►
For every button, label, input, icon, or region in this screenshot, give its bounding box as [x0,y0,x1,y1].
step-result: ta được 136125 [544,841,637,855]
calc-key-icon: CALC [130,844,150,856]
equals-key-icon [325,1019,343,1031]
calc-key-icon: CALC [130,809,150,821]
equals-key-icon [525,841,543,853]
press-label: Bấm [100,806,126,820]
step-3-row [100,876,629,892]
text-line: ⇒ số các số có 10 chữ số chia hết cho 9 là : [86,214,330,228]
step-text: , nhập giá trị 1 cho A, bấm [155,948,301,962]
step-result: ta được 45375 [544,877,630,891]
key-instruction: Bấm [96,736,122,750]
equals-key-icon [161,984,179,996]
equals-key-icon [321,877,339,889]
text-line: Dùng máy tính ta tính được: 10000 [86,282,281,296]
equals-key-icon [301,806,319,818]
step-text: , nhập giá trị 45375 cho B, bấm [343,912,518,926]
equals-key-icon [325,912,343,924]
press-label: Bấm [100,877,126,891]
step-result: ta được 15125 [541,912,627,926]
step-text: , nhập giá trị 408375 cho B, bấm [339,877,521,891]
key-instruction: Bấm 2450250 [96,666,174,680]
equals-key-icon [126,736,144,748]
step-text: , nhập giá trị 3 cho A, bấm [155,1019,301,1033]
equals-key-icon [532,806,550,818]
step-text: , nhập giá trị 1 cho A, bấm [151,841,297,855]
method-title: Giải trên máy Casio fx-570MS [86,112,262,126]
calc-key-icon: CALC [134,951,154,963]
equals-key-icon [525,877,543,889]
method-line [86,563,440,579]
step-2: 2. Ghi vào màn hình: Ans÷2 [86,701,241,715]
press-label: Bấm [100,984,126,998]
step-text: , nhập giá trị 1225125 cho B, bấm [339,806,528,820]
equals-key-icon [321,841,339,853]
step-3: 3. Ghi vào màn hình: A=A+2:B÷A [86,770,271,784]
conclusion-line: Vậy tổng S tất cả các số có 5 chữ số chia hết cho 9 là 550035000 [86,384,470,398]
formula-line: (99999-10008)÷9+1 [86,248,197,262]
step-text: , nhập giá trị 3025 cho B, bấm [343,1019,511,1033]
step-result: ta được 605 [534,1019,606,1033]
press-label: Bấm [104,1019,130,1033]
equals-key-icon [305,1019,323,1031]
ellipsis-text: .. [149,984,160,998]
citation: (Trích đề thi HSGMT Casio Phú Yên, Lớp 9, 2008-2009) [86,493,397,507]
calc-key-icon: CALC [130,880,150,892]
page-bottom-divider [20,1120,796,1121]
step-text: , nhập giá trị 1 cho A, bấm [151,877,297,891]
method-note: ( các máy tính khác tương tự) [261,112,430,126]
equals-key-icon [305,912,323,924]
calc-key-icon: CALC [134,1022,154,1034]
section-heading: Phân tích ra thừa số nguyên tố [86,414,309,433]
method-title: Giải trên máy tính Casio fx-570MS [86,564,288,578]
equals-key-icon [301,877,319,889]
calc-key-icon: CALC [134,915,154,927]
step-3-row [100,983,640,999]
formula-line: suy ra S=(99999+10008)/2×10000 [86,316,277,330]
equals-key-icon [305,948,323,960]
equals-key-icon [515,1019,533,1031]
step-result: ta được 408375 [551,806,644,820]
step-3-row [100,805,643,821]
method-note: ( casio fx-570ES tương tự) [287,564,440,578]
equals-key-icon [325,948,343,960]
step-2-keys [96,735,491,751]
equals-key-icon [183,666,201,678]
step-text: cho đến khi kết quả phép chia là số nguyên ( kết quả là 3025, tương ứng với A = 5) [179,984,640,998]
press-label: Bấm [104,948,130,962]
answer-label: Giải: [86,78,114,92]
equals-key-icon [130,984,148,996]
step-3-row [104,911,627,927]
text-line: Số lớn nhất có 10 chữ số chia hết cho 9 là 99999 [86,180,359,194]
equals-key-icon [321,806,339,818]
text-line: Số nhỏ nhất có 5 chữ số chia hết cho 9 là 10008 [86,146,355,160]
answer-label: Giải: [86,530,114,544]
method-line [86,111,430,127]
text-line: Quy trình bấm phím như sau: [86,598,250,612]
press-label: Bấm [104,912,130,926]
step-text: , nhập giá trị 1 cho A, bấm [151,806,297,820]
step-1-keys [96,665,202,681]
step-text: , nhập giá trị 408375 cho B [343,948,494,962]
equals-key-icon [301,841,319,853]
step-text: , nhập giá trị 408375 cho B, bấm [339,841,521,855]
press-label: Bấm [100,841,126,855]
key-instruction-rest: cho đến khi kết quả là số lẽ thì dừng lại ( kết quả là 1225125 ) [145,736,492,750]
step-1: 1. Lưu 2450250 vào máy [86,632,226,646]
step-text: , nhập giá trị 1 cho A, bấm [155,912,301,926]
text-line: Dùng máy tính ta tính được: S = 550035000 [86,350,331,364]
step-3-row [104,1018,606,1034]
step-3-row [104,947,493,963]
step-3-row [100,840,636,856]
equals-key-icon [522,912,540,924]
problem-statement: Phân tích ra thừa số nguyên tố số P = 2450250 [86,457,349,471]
◄
[INSTRUCTION] Reproduce every row above verbatim, with no changes to any character.

[COMPLETED TASK]
For every button, label, input, icon, or region in this screenshot, give its bounding box as [x0,y0,x1,y1].
step-result: ta được 136125 [544,841,637,855]
calc-key-icon: CALC [130,844,150,856]
equals-key-icon [325,1019,343,1031]
calc-key-icon: CALC [130,809,150,821]
equals-key-icon [525,841,543,853]
press-label: Bấm [100,806,126,820]
step-3-row [100,876,629,892]
text-line: ⇒ số các số có 10 chữ số chia hết cho 9 là : [86,214,330,228]
step-text: , nhập giá trị 1 cho A, bấm [155,948,301,962]
step-result: ta được 45375 [544,877,630,891]
key-instruction: Bấm [96,736,122,750]
equals-key-icon [161,984,179,996]
equals-key-icon [321,877,339,889]
text-line: Dùng máy tính ta tính được: 10000 [86,282,281,296]
equals-key-icon [301,806,319,818]
step-text: , nhập giá trị 45375 cho B, bấm [343,912,518,926]
equals-key-icon [325,912,343,924]
press-label: Bấm [100,877,126,891]
step-result: ta được 15125 [541,912,627,926]
step-text: , nhập giá trị 408375 cho B, bấm [339,877,521,891]
key-instruction: Bấm 2450250 [96,666,174,680]
equals-key-icon [126,736,144,748]
step-text: , nhập giá trị 3 cho A, bấm [155,1019,301,1033]
equals-key-icon [532,806,550,818]
step-text: , nhập giá trị 1 cho A, bấm [151,841,297,855]
method-title: Giải trên máy Casio fx-570MS [86,112,262,126]
calc-key-icon: CALC [134,951,154,963]
equals-key-icon [525,877,543,889]
method-line [86,563,440,579]
step-2: 2. Ghi vào màn hình: Ans÷2 [86,701,241,715]
press-label: Bấm [100,984,126,998]
step-text: , nhập giá trị 1225125 cho B, bấm [339,806,528,820]
equals-key-icon [321,841,339,853]
step-3: 3. Ghi vào màn hình: A=A+2:B÷A [86,770,271,784]
conclusion-line: Vậy tổng S tất cả các số có 5 chữ số chia hết cho 9 là 550035000 [86,384,470,398]
formula-line: (99999-10008)÷9+1 [86,248,197,262]
step-text: , nhập giá trị 3025 cho B, bấm [343,1019,511,1033]
step-result: ta được 605 [534,1019,606,1033]
press-label: Bấm [104,1019,130,1033]
equals-key-icon [305,1019,323,1031]
ellipsis-text: .. [149,984,160,998]
citation: (Trích đề thi HSGMT Casio Phú Yên, Lớp 9, 2008-2009) [86,493,397,507]
calc-key-icon: CALC [130,880,150,892]
page-bottom-divider [20,1120,796,1121]
step-text: , nhập giá trị 1 cho A, bấm [151,877,297,891]
method-note: ( các máy tính khác tương tự) [261,112,430,126]
equals-key-icon [305,912,323,924]
calc-key-icon: CALC [134,1022,154,1034]
section-heading: Phân tích ra thừa số nguyên tố [86,414,309,433]
method-title: Giải trên máy tính Casio fx-570MS [86,564,288,578]
equals-key-icon [301,877,319,889]
calc-key-icon: CALC [134,915,154,927]
step-3-row [100,983,640,999]
formula-line: suy ra S=(99999+10008)/2×10000 [86,316,277,330]
equals-key-icon [305,948,323,960]
equals-key-icon [515,1019,533,1031]
step-result: ta được 408375 [551,806,644,820]
step-3-row [100,805,643,821]
method-note: ( casio fx-570ES tương tự) [287,564,440,578]
equals-key-icon [325,948,343,960]
step-2-keys [96,735,491,751]
equals-key-icon [183,666,201,678]
step-text: cho đến khi kết quả phép chia là số nguyên ( kết quả là 3025, tương ứng với A = 5) [179,984,640,998]
press-label: Bấm [104,948,130,962]
answer-label: Giải: [86,78,114,92]
equals-key-icon [130,984,148,996]
step-3-row [104,911,627,927]
text-line: Số lớn nhất có 10 chữ số chia hết cho 9 là 99999 [86,180,359,194]
equals-key-icon [321,806,339,818]
text-line: Số nhỏ nhất có 5 chữ số chia hết cho 9 là 10008 [86,146,355,160]
answer-label: Giải: [86,530,114,544]
method-line [86,111,430,127]
text-line: Quy trình bấm phím như sau: [86,598,250,612]
press-label: Bấm [104,912,130,926]
step-text: , nhập giá trị 1 cho A, bấm [151,806,297,820]
step-1-keys [96,665,202,681]
step-text: , nhập giá trị 408375 cho B [343,948,494,962]
equals-key-icon [301,841,319,853]
step-text: , nhập giá trị 408375 cho B, bấm [339,841,521,855]
press-label: Bấm [100,841,126,855]
key-instruction-rest: cho đến khi kết quả là số lẽ thì dừng lại ( kết quả là 1225125 ) [145,736,492,750]
step-1: 1. Lưu 2450250 vào máy [86,632,226,646]
step-text: , nhập giá trị 1 cho A, bấm [155,912,301,926]
text-line: Dùng máy tính ta tính được: S = 550035000 [86,350,331,364]
step-3-row [104,1018,606,1034]
step-3-row [104,947,493,963]
step-3-row [100,840,636,856]
equals-key-icon [522,912,540,924]
problem-statement: Phân tích ra thừa số nguyên tố số P = 2450250 [86,457,349,471]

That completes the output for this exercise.